**What is asked**
Go through the entries one line at a time, and gather every line that has the word "JSON".
**** Provided records
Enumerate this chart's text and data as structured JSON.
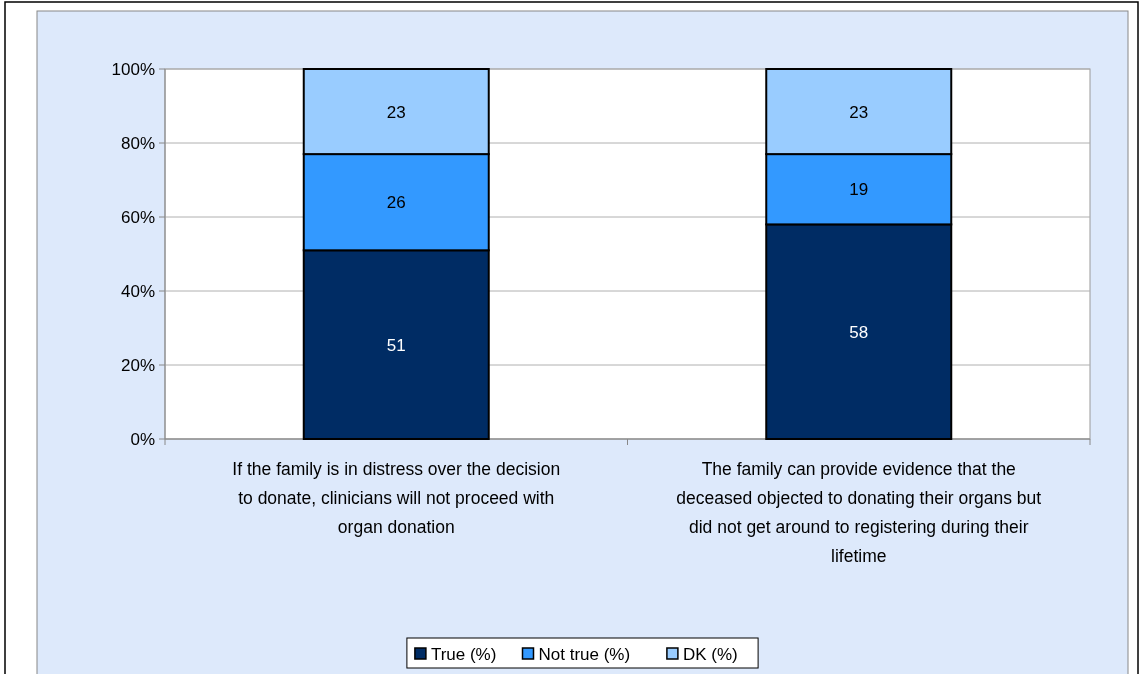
{
  "chart_data": {
    "type": "bar",
    "stacked": true,
    "categories": [
      "If the family is in distress over the decision to donate, clinicians will not proceed with organ donation",
      "The family can provide evidence that the deceased objected to donating their organs but did not get around to registering during their lifetime"
    ],
    "series": [
      {
        "name": "True (%)",
        "color": "#002c64",
        "values": [
          51,
          58
        ]
      },
      {
        "name": "Not true (%)",
        "color": "#3399ff",
        "values": [
          26,
          19
        ]
      },
      {
        "name": "DK (%)",
        "color": "#99ccff",
        "values": [
          23,
          23
        ]
      }
    ],
    "ylim": [
      0,
      100
    ],
    "yticks": [
      {
        "value": 0,
        "label": "0%"
      },
      {
        "value": 20,
        "label": "20%"
      },
      {
        "value": 40,
        "label": "40%"
      },
      {
        "value": 60,
        "label": "60%"
      },
      {
        "value": 80,
        "label": "80%"
      },
      {
        "value": 100,
        "label": "100%"
      }
    ],
    "grid": "y",
    "legend": "bottom",
    "data_labels": true
  }
}
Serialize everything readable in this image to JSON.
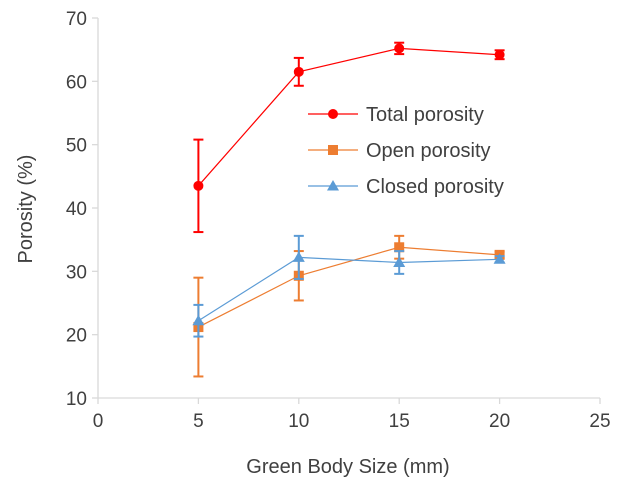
{
  "chart_data": {
    "type": "line",
    "title": "",
    "xlabel": "Green Body Size (mm)",
    "ylabel": "Porosity (%)",
    "xlim": [
      0,
      25
    ],
    "ylim": [
      10,
      70
    ],
    "xticks": [
      0,
      5,
      10,
      15,
      20,
      25
    ],
    "yticks": [
      10,
      20,
      30,
      40,
      50,
      60,
      70
    ],
    "grid": false,
    "legend_position": "center-right",
    "series": [
      {
        "name": "Total porosity",
        "color": "#ff0000",
        "marker": "circle",
        "x": [
          5,
          10,
          15,
          20
        ],
        "y": [
          43.5,
          61.5,
          65.2,
          64.2
        ],
        "error": [
          7.3,
          2.2,
          0.9,
          0.7
        ]
      },
      {
        "name": "Open porosity",
        "color": "#ed7d31",
        "marker": "square",
        "x": [
          5,
          10,
          15,
          20
        ],
        "y": [
          21.2,
          29.3,
          33.8,
          32.6
        ],
        "error": [
          7.8,
          3.9,
          1.8,
          0.5
        ]
      },
      {
        "name": "Closed porosity",
        "color": "#5b9bd5",
        "marker": "triangle",
        "x": [
          5,
          10,
          15,
          20
        ],
        "y": [
          22.2,
          32.2,
          31.4,
          31.9
        ],
        "error": [
          2.5,
          3.4,
          1.8,
          0.5
        ]
      }
    ]
  }
}
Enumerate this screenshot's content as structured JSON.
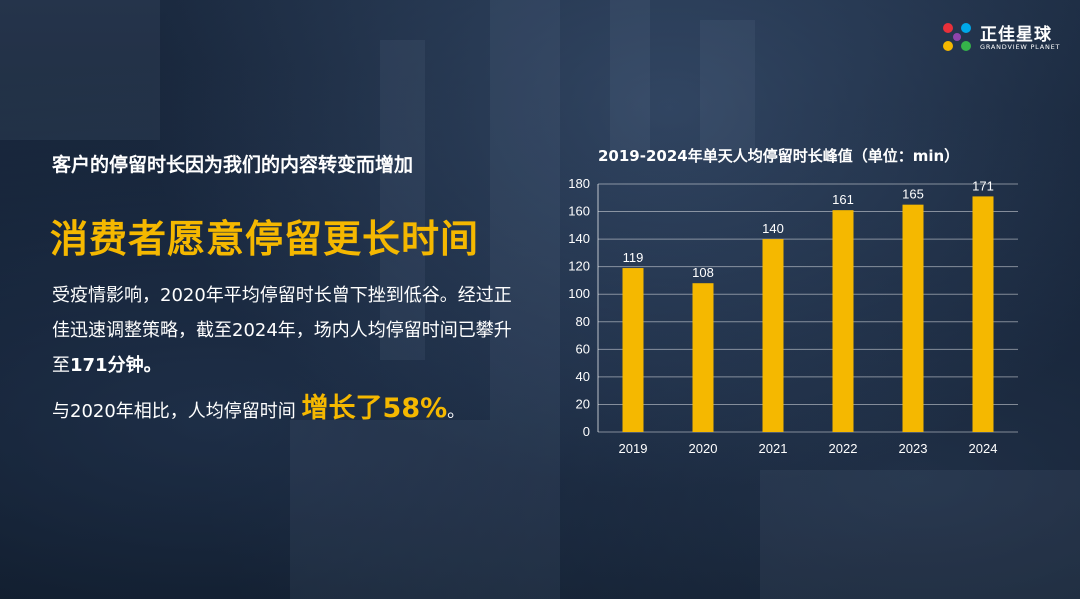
{
  "brand": {
    "name_cn": "正佳星球",
    "name_en": "GRANDVIEW PLANET"
  },
  "subtitle": "客户的停留时长因为我们的内容转变而增加",
  "headline": "消费者愿意停留更长时间",
  "para1": {
    "part1": "受疫情影响，2020年平均停留时长曾下挫到低谷。经过正佳迅速调整策略，截至2024年，场内人均停留时间已攀升至",
    "highlight": "171分钟。"
  },
  "para2": {
    "text": "与2020年相比，人均停留时间 ",
    "growth": "增长了58%",
    "end": "。"
  },
  "colors": {
    "accent": "#f5b800",
    "bar": "#f5b800",
    "text": "#ffffff"
  },
  "chart_data": {
    "type": "bar",
    "title": "2019-2024年单天人均停留时长峰值（单位：min）",
    "categories": [
      "2019",
      "2020",
      "2021",
      "2022",
      "2023",
      "2024"
    ],
    "values": [
      119,
      108,
      140,
      161,
      165,
      171
    ],
    "yticks": [
      "0",
      "20",
      "40",
      "60",
      "80",
      "100",
      "120",
      "140",
      "160",
      "180"
    ],
    "ylim": [
      0,
      180
    ],
    "grid": true,
    "data_labels": true
  }
}
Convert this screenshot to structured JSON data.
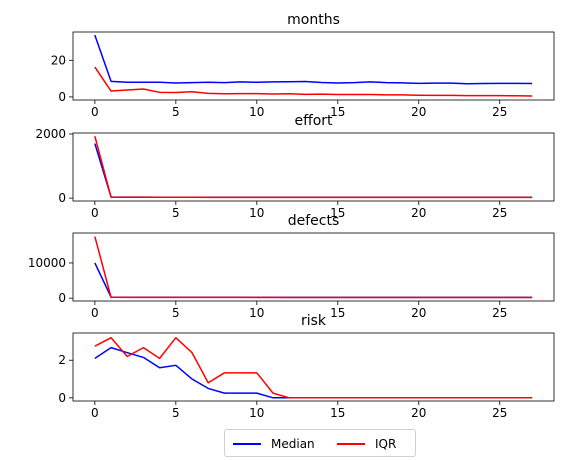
{
  "colors": {
    "median": "#0000ff",
    "iqr": "#ff0000"
  },
  "legend": {
    "items": [
      {
        "label": "Median",
        "color": "#0000ff"
      },
      {
        "label": "IQR",
        "color": "#ff0000"
      }
    ]
  },
  "chart_data": [
    {
      "type": "line",
      "title": "months",
      "x": [
        0,
        1,
        2,
        3,
        4,
        5,
        6,
        7,
        8,
        9,
        10,
        11,
        12,
        13,
        14,
        15,
        16,
        17,
        18,
        19,
        20,
        21,
        22,
        23,
        24,
        25,
        26,
        27
      ],
      "xticks": [
        0,
        5,
        10,
        15,
        20,
        25
      ],
      "xlim": [
        -1.35,
        28.35
      ],
      "yticks": [
        0,
        20
      ],
      "ylim": [
        -1.7,
        35.5
      ],
      "series": [
        {
          "name": "Median",
          "color": "#0000ff",
          "values": [
            33.8,
            8.5,
            8.0,
            8.0,
            8.0,
            7.6,
            7.8,
            8.0,
            7.8,
            8.2,
            8.0,
            8.2,
            8.3,
            8.4,
            7.9,
            7.6,
            7.8,
            8.2,
            7.8,
            7.7,
            7.4,
            7.5,
            7.5,
            7.2,
            7.3,
            7.4,
            7.4,
            7.3
          ]
        },
        {
          "name": "IQR",
          "color": "#ff0000",
          "values": [
            16.3,
            3.2,
            3.8,
            4.3,
            2.5,
            2.4,
            2.8,
            1.9,
            1.7,
            1.8,
            1.8,
            1.6,
            1.7,
            1.4,
            1.5,
            1.3,
            1.3,
            1.3,
            1.1,
            1.1,
            0.9,
            0.8,
            0.8,
            0.7,
            0.7,
            0.7,
            0.6,
            0.5
          ]
        }
      ]
    },
    {
      "type": "line",
      "title": "effort",
      "x": [
        0,
        1,
        2,
        3,
        4,
        5,
        6,
        7,
        8,
        9,
        10,
        11,
        12,
        13,
        14,
        15,
        16,
        17,
        18,
        19,
        20,
        21,
        22,
        23,
        24,
        25,
        26,
        27
      ],
      "xticks": [
        0,
        5,
        10,
        15,
        20,
        25
      ],
      "xlim": [
        -1.35,
        28.35
      ],
      "yticks": [
        0,
        2000
      ],
      "ylim": [
        -90,
        2030
      ],
      "series": [
        {
          "name": "Median",
          "color": "#0000ff",
          "values": [
            1700,
            35,
            32,
            30,
            28,
            28,
            27,
            27,
            26,
            26,
            26,
            25,
            25,
            25,
            25,
            25,
            25,
            25,
            25,
            25,
            25,
            25,
            25,
            25,
            25,
            25,
            25,
            25
          ]
        },
        {
          "name": "IQR",
          "color": "#ff0000",
          "values": [
            1930,
            30,
            28,
            27,
            26,
            25,
            25,
            24,
            24,
            23,
            23,
            23,
            23,
            22,
            22,
            22,
            22,
            22,
            22,
            22,
            22,
            22,
            22,
            22,
            22,
            22,
            22,
            22
          ]
        }
      ]
    },
    {
      "type": "line",
      "title": "defects",
      "x": [
        0,
        1,
        2,
        3,
        4,
        5,
        6,
        7,
        8,
        9,
        10,
        11,
        12,
        13,
        14,
        15,
        16,
        17,
        18,
        19,
        20,
        21,
        22,
        23,
        24,
        25,
        26,
        27
      ],
      "xticks": [
        0,
        5,
        10,
        15,
        20,
        25
      ],
      "xlim": [
        -1.35,
        28.35
      ],
      "yticks": [
        0,
        10000
      ],
      "ylim": [
        -800,
        18500
      ],
      "series": [
        {
          "name": "Median",
          "color": "#0000ff",
          "values": [
            10000,
            300,
            280,
            270,
            260,
            255,
            250,
            250,
            248,
            246,
            245,
            244,
            243,
            242,
            241,
            240,
            240,
            240,
            240,
            240,
            240,
            240,
            240,
            240,
            240,
            240,
            240,
            240
          ]
        },
        {
          "name": "IQR",
          "color": "#ff0000",
          "values": [
            17500,
            250,
            240,
            230,
            225,
            220,
            218,
            216,
            215,
            214,
            213,
            212,
            211,
            210,
            210,
            210,
            210,
            210,
            210,
            210,
            210,
            210,
            210,
            210,
            210,
            210,
            210,
            210
          ]
        }
      ]
    },
    {
      "type": "line",
      "title": "risk",
      "x": [
        0,
        1,
        2,
        3,
        4,
        5,
        6,
        7,
        8,
        9,
        10,
        11,
        12,
        13,
        14,
        15,
        16,
        17,
        18,
        19,
        20,
        21,
        22,
        23,
        24,
        25,
        26,
        27
      ],
      "xticks": [
        0,
        5,
        10,
        15,
        20,
        25
      ],
      "xlim": [
        -1.35,
        28.35
      ],
      "yticks": [
        0,
        2
      ],
      "ylim": [
        -0.17,
        3.45
      ],
      "series": [
        {
          "name": "Median",
          "color": "#0000ff",
          "values": [
            2.1,
            2.67,
            2.4,
            2.15,
            1.6,
            1.73,
            1.0,
            0.5,
            0.25,
            0.25,
            0.25,
            0.0,
            0.0,
            0.0,
            0.0,
            0.0,
            0.0,
            0.0,
            0.0,
            0.0,
            0.0,
            0.0,
            0.0,
            0.0,
            0.0,
            0.0,
            0.0,
            0.0
          ]
        },
        {
          "name": "IQR",
          "color": "#ff0000",
          "values": [
            2.75,
            3.2,
            2.2,
            2.67,
            2.1,
            3.2,
            2.4,
            0.8,
            1.33,
            1.33,
            1.33,
            0.25,
            0.0,
            0.0,
            0.0,
            0.0,
            0.0,
            0.0,
            0.0,
            0.0,
            0.0,
            0.0,
            0.0,
            0.0,
            0.0,
            0.0,
            0.0,
            0.0
          ]
        }
      ]
    }
  ]
}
********
**Reply to the exercise**
Enumerate this chart's text and data as structured JSON.
Serialize everything readable in this image to JSON.
Enumerate this screenshot's content as structured JSON.
Convert this screenshot to structured JSON data.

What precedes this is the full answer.